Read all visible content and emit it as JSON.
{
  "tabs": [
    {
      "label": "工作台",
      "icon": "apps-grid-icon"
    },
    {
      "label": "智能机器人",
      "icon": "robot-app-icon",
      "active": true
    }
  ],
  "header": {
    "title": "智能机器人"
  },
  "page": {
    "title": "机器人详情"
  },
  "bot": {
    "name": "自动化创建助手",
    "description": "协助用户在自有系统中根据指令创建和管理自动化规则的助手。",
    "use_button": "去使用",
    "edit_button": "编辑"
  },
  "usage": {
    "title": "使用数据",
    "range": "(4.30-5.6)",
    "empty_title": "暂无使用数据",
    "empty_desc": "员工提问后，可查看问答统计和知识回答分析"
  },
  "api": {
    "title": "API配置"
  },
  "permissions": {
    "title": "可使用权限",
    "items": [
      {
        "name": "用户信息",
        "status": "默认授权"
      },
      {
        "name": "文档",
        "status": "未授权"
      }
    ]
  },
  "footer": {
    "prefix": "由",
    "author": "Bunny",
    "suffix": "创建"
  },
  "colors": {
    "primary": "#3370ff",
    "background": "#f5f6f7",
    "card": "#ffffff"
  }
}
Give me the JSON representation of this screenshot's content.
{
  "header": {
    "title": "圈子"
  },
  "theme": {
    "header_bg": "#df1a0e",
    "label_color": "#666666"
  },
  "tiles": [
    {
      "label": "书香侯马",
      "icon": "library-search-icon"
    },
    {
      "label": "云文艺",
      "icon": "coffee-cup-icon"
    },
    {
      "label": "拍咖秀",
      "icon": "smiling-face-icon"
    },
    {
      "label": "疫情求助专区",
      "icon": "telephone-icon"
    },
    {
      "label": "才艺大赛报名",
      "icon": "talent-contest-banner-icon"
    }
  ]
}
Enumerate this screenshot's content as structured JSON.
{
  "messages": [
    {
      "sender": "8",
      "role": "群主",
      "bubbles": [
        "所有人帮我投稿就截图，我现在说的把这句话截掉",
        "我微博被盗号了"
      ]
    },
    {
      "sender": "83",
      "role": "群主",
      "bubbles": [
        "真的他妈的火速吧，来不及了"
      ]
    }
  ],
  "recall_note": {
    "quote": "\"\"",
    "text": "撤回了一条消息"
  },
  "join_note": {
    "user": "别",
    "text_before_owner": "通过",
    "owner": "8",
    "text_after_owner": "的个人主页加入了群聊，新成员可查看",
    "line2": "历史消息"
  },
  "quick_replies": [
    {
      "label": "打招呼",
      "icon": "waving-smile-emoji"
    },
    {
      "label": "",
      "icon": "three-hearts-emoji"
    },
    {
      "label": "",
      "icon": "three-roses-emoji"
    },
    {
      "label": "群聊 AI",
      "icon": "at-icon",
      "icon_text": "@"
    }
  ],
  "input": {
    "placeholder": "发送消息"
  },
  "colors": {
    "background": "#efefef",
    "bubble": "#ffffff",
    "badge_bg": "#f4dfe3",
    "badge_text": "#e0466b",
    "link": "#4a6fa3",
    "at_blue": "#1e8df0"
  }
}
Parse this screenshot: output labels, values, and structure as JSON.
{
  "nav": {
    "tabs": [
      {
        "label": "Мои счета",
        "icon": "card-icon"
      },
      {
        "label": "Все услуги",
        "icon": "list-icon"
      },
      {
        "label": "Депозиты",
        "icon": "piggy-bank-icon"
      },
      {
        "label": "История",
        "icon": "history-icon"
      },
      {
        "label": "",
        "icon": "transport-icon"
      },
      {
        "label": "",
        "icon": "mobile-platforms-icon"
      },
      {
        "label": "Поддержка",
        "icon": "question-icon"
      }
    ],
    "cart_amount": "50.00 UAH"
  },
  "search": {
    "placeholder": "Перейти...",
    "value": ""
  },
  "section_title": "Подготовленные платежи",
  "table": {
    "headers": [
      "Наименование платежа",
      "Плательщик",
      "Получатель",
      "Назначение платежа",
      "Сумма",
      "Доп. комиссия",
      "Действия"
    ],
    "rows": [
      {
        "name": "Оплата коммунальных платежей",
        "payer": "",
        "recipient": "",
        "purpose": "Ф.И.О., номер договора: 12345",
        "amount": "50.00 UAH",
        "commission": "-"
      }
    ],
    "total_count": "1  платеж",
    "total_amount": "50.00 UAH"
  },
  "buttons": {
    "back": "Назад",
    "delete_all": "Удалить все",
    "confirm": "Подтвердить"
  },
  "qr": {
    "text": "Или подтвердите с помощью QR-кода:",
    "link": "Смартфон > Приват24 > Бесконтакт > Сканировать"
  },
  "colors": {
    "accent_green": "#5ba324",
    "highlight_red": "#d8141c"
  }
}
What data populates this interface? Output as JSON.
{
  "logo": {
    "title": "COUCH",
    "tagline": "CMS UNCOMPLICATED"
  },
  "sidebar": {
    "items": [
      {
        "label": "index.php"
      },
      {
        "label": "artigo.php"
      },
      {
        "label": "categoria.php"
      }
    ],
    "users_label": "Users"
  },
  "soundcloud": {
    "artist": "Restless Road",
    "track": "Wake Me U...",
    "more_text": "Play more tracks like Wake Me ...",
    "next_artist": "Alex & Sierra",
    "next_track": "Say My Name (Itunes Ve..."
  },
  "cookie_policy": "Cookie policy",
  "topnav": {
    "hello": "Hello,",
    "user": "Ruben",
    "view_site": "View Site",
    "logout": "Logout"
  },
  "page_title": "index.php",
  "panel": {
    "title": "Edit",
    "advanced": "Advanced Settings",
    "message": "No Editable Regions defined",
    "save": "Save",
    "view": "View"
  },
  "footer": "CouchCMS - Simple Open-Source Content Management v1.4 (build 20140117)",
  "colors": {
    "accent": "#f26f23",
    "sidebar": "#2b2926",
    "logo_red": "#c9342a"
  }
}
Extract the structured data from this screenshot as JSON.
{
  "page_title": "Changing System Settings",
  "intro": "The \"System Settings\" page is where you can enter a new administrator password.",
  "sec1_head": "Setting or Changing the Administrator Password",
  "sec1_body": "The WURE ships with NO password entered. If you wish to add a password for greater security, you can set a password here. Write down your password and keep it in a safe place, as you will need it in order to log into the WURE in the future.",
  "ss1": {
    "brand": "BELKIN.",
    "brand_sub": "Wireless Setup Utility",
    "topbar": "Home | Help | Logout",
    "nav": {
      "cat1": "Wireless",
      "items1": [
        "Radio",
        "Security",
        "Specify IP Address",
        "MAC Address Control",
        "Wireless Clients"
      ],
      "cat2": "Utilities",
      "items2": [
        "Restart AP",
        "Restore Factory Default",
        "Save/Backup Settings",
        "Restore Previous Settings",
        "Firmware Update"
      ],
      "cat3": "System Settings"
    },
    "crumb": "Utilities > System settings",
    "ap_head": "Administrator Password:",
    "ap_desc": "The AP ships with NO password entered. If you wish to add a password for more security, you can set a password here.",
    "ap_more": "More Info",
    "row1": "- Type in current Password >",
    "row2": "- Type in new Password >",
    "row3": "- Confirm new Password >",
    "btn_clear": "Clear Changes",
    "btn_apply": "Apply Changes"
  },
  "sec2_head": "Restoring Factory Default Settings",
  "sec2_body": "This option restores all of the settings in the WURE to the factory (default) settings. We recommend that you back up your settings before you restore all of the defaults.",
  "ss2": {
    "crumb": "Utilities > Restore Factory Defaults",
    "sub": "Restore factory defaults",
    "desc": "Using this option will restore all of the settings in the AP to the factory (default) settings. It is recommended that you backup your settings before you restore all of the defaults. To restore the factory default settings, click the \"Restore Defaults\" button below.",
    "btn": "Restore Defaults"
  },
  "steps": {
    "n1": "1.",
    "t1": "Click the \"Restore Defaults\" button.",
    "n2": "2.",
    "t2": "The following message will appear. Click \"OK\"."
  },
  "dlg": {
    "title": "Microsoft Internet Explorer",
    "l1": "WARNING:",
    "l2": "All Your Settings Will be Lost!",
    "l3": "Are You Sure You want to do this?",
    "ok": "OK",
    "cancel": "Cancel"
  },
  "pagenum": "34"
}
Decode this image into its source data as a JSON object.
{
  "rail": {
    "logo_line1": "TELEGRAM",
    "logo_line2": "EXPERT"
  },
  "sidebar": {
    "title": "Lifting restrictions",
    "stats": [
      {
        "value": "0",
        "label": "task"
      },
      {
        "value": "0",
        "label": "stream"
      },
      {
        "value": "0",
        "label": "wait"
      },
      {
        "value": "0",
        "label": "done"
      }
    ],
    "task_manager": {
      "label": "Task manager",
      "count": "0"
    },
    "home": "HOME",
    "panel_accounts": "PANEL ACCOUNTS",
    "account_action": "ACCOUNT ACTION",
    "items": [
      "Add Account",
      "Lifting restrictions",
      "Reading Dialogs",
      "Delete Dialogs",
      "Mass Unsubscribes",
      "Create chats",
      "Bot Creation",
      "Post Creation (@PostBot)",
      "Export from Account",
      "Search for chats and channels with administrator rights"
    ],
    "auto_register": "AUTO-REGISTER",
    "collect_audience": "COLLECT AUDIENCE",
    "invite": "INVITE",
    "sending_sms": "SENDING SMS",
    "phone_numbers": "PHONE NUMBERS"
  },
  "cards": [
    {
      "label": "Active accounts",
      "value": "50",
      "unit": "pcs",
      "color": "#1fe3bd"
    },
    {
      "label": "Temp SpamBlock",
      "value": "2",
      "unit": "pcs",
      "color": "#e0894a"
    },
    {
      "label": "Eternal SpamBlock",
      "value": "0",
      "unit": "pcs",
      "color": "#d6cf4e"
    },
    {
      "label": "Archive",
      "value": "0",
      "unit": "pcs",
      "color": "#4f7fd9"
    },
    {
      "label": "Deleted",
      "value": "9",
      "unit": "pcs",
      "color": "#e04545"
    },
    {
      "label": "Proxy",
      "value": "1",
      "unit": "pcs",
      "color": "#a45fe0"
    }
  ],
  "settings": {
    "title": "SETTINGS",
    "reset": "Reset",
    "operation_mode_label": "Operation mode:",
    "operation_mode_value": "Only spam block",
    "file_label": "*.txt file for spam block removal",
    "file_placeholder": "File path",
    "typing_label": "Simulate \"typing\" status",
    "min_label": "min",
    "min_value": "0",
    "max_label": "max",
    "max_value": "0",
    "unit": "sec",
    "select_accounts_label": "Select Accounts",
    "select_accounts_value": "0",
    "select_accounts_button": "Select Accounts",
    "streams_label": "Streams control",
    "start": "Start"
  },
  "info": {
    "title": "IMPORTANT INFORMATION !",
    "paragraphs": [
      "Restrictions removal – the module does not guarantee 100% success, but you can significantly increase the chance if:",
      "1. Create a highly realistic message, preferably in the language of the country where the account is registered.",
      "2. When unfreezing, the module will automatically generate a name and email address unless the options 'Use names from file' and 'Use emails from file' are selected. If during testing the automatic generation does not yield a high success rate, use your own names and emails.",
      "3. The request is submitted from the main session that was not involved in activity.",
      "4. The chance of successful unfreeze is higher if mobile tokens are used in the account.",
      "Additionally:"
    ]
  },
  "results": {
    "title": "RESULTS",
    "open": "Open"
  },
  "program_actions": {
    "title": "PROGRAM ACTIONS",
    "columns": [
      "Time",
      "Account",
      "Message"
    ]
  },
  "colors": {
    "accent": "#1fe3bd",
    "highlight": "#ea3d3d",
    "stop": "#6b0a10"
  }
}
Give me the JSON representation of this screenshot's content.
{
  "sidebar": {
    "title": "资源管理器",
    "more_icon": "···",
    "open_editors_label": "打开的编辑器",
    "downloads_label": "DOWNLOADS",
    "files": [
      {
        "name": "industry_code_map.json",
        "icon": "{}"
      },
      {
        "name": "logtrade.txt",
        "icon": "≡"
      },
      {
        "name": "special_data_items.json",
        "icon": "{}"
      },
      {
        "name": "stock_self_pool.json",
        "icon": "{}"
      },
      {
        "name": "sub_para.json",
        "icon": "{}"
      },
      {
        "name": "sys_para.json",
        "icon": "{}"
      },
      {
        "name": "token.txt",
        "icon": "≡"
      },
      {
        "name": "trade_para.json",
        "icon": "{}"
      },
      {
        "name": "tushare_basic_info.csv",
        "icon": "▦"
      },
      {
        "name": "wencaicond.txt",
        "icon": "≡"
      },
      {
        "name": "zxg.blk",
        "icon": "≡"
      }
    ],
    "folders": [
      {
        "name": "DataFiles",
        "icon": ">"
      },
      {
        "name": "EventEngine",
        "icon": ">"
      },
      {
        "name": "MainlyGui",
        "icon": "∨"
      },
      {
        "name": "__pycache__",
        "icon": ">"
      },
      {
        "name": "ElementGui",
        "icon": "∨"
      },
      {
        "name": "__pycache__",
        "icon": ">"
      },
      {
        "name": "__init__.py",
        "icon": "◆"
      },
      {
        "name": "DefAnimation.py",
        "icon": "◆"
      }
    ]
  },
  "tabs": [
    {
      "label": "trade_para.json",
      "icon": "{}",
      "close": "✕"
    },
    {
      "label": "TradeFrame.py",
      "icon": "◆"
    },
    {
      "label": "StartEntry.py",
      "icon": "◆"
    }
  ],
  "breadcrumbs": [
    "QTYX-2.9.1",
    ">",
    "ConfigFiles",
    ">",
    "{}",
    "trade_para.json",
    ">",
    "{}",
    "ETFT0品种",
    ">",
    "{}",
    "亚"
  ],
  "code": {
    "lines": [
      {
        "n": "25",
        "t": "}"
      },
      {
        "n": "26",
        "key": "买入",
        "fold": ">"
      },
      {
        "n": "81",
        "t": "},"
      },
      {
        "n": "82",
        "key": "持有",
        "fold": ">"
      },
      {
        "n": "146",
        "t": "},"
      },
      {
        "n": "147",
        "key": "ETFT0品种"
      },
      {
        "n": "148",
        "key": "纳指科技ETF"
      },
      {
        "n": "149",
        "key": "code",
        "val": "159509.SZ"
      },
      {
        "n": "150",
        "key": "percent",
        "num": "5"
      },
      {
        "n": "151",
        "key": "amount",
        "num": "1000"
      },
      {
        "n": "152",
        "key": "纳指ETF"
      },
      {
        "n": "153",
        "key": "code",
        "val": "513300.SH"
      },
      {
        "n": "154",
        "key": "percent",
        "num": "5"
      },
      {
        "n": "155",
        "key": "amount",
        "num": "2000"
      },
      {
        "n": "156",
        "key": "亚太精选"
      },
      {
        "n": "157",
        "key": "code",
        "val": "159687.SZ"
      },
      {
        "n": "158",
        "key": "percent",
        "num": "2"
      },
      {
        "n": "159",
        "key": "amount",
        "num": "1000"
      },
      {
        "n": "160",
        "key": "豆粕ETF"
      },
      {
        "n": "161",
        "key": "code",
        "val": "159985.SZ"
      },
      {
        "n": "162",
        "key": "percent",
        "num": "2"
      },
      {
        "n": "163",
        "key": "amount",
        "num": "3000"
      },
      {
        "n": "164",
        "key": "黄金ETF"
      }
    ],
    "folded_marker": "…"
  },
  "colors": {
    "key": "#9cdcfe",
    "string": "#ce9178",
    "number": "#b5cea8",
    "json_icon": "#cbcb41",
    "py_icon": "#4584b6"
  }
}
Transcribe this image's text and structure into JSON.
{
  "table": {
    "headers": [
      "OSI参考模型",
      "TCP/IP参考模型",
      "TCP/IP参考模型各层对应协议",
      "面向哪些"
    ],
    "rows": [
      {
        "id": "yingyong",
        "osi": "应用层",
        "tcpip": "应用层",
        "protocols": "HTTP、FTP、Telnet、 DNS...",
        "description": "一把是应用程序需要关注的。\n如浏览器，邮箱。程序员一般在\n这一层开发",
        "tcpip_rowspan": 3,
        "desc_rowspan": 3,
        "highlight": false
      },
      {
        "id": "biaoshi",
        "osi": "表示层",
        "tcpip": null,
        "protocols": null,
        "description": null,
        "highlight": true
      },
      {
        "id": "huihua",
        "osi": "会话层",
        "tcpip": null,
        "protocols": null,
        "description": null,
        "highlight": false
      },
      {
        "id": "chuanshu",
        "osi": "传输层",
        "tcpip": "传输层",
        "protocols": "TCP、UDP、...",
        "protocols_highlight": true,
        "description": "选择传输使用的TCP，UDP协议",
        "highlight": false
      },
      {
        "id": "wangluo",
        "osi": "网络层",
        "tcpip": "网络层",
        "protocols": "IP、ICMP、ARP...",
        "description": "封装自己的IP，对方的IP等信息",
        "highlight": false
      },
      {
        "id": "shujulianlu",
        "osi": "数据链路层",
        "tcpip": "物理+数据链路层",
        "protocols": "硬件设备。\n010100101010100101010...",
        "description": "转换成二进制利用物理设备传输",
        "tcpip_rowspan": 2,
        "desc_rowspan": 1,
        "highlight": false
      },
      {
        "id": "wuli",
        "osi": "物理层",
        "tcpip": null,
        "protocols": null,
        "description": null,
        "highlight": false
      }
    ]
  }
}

▶ [Task to complete]
Select every line above that contains the word "chance", and copy it.

▶ [Complete answer]
      "Restrictions removal – the module does not guarantee 100% success, but you can significantly increase the chance if:",
      "4. The chance of successful unfreeze is higher if mobile tokens are used in the account.",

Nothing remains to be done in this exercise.